=== Goal ===
Scan each line of the records for the word "ffffff" and extract the ones that have it.

Chart and figure data
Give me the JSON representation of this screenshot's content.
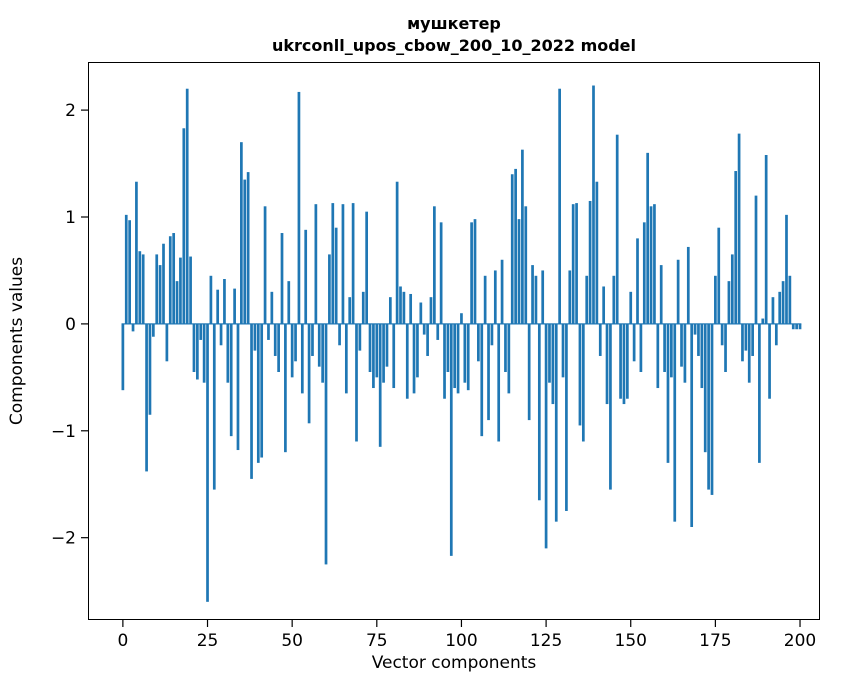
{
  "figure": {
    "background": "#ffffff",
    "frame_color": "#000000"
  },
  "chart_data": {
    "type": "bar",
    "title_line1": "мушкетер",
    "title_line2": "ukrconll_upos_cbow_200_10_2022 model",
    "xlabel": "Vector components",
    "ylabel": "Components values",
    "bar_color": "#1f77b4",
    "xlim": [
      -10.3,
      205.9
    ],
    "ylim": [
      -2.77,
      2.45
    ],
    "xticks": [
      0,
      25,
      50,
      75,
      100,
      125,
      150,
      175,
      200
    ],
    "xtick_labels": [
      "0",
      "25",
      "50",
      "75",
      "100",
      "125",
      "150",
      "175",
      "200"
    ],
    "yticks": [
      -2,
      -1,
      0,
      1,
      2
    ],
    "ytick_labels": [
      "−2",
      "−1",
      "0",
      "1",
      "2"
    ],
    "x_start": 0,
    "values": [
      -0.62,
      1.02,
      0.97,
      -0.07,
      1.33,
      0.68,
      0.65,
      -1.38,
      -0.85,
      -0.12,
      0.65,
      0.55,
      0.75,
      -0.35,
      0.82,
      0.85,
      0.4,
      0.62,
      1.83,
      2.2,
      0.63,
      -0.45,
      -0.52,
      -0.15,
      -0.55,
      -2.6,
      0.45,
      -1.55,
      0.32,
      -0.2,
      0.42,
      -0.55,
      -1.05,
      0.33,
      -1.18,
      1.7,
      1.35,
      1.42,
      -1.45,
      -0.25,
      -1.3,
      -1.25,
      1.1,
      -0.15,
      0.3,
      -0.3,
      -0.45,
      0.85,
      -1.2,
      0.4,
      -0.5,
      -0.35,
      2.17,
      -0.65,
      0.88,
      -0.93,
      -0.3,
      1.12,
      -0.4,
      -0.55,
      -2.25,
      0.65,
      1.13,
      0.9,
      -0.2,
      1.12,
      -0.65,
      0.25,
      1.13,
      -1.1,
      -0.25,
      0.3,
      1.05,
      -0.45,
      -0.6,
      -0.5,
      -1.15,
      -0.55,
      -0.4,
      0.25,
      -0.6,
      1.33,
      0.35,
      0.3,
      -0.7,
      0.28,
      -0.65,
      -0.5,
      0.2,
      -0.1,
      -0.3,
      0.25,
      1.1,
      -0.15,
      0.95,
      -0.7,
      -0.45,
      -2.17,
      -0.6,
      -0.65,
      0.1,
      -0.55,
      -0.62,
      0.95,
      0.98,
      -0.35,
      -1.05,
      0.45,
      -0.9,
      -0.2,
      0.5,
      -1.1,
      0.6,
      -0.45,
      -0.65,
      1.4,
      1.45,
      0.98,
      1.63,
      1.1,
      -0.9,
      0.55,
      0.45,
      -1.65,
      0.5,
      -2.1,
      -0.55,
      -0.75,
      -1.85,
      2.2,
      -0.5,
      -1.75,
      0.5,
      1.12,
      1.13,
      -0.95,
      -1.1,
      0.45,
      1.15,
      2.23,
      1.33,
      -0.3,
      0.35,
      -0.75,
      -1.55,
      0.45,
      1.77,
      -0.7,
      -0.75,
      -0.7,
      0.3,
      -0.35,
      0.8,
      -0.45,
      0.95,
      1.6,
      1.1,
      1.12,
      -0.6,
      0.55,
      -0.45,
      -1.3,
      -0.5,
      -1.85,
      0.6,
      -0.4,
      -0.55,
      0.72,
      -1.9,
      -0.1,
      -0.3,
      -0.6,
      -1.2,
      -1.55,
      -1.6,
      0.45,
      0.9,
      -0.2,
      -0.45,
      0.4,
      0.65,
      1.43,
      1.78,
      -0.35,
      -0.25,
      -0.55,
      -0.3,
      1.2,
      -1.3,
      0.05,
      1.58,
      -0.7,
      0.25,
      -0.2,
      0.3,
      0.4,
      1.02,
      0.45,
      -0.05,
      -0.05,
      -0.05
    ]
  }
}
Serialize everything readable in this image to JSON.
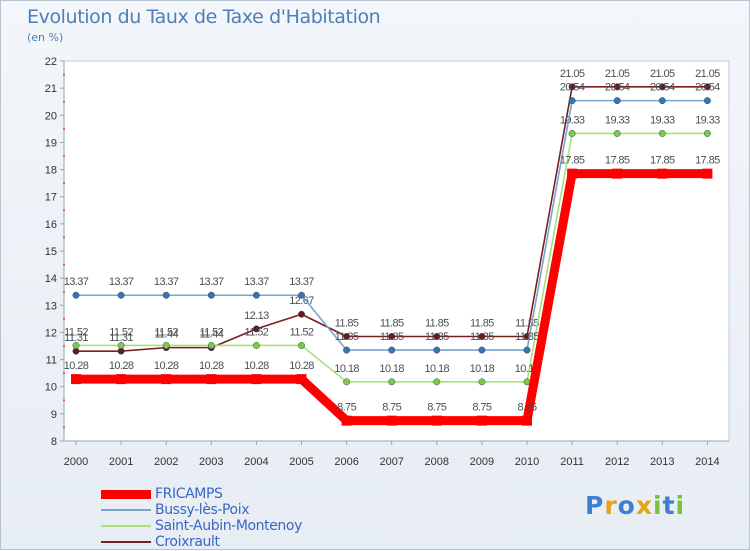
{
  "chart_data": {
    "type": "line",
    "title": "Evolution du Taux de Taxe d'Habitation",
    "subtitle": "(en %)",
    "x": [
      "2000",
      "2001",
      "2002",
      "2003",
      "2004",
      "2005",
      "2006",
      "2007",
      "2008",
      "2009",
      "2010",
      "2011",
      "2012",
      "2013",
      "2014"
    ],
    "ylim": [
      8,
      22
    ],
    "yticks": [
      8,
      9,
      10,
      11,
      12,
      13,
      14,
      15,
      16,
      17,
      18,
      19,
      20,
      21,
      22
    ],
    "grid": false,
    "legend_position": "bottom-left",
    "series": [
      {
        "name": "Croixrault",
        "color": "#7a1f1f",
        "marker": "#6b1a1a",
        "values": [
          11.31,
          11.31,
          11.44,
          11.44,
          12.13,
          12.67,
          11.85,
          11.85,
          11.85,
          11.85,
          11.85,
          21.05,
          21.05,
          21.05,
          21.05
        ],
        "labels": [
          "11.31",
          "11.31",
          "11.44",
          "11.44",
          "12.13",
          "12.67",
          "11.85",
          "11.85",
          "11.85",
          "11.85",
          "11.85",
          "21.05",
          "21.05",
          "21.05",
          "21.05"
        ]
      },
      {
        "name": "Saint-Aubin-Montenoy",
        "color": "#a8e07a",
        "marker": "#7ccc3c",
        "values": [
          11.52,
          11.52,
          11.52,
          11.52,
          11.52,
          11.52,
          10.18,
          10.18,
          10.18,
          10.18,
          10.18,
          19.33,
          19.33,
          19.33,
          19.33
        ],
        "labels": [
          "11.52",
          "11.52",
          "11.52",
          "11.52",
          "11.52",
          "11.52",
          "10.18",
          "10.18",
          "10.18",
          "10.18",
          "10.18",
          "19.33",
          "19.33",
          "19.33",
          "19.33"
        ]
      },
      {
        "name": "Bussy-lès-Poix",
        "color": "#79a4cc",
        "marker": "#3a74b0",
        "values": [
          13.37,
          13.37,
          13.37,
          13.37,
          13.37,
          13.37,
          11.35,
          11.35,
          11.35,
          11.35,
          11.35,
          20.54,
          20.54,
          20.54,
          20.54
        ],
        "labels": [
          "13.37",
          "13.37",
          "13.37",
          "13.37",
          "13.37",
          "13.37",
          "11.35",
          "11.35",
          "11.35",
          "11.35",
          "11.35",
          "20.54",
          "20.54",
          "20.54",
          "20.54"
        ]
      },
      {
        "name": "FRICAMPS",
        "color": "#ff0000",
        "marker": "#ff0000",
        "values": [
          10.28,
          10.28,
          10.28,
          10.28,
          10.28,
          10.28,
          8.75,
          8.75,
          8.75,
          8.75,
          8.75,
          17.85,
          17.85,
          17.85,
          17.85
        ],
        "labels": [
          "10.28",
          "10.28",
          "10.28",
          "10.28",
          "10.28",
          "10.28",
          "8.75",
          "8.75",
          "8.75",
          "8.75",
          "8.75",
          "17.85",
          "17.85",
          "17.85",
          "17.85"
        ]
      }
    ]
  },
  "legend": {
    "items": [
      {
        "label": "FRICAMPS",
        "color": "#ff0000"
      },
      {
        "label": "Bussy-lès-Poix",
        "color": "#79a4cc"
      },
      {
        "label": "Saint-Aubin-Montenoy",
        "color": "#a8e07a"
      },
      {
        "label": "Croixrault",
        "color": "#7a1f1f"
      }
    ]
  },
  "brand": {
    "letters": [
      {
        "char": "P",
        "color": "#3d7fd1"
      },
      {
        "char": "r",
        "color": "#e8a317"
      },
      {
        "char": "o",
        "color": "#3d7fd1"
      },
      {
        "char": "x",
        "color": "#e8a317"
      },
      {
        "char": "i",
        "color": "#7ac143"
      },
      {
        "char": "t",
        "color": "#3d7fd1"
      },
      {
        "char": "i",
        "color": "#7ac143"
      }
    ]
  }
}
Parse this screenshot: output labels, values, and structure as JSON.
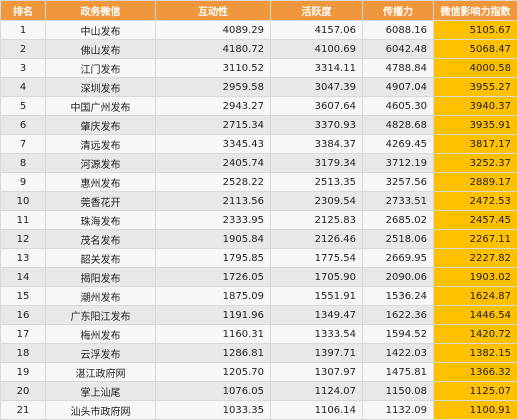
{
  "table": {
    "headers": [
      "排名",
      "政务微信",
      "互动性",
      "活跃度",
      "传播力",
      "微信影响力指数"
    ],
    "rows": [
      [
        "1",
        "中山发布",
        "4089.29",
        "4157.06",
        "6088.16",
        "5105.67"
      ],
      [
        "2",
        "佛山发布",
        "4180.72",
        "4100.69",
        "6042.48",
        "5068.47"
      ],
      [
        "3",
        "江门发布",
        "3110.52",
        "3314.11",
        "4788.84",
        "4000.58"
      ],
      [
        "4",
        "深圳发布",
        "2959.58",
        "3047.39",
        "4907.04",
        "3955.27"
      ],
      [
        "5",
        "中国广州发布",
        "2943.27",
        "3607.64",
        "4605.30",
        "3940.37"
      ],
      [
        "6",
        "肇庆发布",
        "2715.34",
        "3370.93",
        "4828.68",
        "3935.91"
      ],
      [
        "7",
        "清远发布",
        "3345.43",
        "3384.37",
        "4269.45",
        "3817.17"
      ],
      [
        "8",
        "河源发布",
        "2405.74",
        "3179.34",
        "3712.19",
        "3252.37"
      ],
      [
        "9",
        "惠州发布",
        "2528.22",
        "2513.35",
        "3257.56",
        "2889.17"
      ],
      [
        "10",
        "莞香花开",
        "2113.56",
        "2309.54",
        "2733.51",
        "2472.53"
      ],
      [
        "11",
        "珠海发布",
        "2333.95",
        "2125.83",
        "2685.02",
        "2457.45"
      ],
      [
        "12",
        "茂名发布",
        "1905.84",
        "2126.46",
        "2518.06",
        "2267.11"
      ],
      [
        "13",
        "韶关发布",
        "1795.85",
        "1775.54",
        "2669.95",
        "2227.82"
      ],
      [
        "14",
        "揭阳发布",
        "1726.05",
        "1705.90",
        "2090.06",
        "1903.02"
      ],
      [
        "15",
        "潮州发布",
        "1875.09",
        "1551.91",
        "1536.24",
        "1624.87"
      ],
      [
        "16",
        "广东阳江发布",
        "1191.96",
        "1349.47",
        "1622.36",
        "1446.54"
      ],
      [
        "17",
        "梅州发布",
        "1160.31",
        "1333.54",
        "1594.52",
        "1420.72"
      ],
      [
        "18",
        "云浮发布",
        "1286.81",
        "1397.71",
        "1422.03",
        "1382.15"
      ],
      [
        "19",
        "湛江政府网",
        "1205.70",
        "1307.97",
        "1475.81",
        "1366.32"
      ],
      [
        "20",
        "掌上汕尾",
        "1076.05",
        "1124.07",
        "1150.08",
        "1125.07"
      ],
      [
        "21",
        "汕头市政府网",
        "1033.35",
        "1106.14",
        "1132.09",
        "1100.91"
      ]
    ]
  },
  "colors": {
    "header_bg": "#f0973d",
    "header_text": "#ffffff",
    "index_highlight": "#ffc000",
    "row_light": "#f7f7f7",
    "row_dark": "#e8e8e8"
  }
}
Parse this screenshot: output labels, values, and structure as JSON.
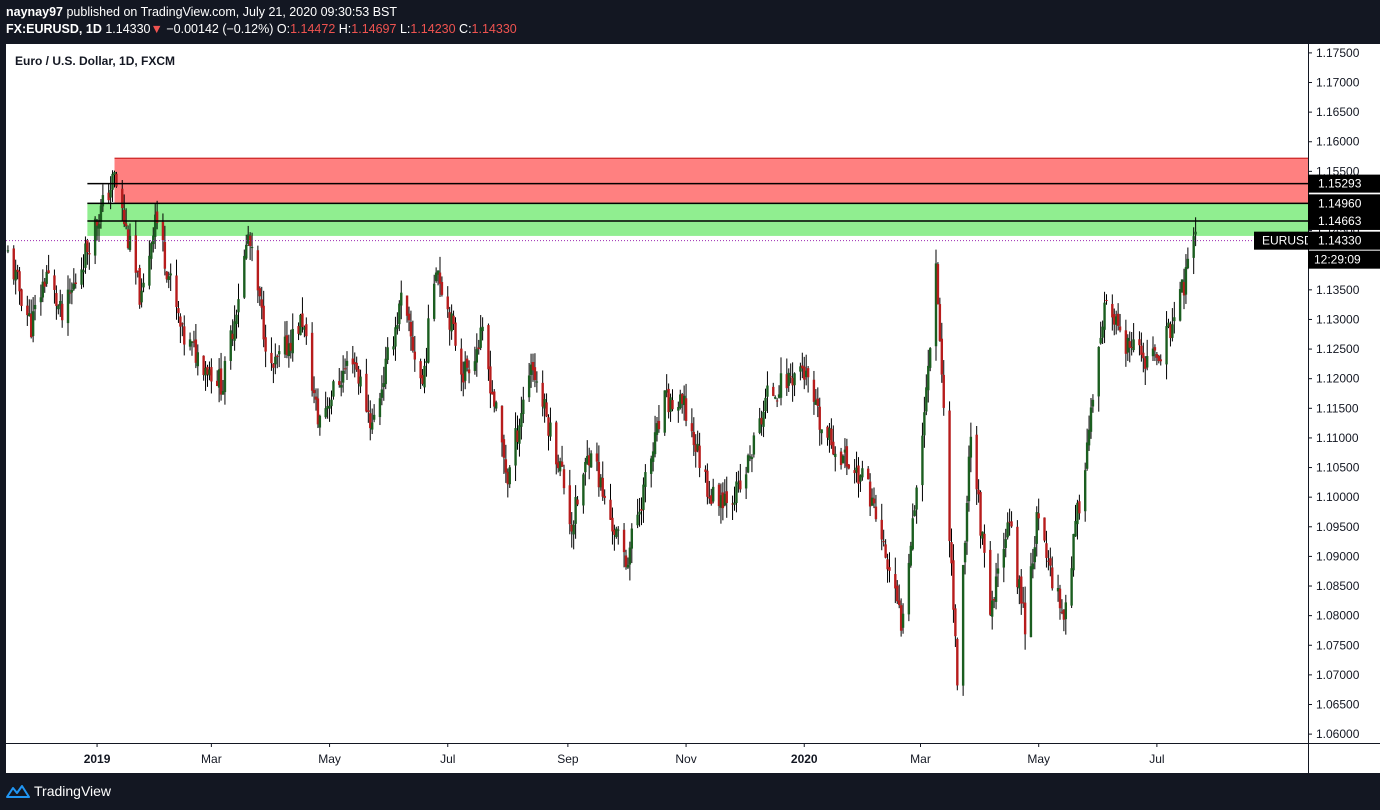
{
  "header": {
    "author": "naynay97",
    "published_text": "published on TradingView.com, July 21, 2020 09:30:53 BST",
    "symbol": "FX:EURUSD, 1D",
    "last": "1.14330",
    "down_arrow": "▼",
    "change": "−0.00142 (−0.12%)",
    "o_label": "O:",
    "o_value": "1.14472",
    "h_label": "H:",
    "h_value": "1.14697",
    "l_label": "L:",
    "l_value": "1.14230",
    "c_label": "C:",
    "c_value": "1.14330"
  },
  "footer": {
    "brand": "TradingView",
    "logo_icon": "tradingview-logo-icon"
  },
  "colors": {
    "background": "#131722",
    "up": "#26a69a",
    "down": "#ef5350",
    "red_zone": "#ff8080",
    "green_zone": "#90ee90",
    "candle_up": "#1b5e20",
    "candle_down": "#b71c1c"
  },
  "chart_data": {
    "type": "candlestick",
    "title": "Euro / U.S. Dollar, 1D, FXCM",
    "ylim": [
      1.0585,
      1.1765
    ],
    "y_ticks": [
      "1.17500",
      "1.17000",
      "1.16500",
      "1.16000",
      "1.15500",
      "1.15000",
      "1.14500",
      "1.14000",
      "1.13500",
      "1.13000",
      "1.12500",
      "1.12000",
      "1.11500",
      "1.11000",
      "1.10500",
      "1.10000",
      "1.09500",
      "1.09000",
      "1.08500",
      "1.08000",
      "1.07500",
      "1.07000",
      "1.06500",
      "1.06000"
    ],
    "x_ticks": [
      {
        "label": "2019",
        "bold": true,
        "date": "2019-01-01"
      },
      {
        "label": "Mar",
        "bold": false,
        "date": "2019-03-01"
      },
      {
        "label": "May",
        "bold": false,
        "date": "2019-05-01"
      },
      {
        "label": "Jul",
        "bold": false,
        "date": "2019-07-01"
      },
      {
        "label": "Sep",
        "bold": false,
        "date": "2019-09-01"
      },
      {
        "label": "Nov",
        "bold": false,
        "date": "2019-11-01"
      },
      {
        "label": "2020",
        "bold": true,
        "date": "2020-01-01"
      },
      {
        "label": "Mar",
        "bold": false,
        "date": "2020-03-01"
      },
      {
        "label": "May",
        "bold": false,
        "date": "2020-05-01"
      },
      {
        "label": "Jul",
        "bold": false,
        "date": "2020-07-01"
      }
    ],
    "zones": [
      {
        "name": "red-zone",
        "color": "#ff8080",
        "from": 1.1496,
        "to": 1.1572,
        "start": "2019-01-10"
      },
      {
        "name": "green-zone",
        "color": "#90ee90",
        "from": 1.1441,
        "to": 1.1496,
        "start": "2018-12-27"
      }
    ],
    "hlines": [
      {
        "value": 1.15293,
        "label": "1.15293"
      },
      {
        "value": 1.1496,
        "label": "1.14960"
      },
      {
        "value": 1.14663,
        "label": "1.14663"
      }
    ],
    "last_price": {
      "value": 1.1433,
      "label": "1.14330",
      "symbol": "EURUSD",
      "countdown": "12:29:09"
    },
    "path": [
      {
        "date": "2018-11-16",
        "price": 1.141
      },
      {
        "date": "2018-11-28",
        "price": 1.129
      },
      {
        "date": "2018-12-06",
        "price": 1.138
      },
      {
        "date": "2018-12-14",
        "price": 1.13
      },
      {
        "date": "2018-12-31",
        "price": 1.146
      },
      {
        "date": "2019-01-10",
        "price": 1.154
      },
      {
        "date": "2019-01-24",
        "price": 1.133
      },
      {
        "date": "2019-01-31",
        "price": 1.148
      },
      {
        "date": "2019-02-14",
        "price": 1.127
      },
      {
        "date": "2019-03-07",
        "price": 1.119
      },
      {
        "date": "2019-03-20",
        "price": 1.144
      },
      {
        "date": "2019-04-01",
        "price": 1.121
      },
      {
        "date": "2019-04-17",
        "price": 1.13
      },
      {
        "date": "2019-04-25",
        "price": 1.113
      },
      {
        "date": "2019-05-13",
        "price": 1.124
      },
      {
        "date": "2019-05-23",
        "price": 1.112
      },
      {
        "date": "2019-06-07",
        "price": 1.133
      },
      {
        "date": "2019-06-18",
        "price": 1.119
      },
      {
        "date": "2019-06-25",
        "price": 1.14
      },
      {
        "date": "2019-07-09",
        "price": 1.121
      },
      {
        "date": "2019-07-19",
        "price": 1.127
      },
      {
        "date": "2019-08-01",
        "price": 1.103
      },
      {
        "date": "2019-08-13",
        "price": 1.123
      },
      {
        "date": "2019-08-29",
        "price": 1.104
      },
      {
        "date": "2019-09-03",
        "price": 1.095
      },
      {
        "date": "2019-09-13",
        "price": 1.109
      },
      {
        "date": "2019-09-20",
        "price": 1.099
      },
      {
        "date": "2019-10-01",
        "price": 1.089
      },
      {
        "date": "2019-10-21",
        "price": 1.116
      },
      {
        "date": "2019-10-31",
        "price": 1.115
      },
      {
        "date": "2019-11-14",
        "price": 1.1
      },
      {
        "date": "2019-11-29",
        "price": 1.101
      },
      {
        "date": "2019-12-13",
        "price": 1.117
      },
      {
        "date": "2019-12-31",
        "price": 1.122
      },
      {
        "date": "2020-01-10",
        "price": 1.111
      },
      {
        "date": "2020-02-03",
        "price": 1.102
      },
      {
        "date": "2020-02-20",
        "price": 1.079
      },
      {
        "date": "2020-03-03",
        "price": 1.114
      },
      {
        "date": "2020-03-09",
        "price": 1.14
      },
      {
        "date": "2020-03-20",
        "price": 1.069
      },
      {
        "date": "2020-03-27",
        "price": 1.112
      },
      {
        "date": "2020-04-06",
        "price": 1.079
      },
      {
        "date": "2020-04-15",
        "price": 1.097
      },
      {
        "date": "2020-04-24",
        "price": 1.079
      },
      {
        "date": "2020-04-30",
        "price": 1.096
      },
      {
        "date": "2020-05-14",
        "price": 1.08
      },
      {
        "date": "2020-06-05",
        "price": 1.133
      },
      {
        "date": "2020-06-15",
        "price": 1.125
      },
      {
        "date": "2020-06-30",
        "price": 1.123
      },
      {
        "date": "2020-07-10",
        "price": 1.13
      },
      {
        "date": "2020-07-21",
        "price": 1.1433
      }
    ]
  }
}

=== Expected answer ===
    "background": "#ffffff",
    "header_text": "#ffffff",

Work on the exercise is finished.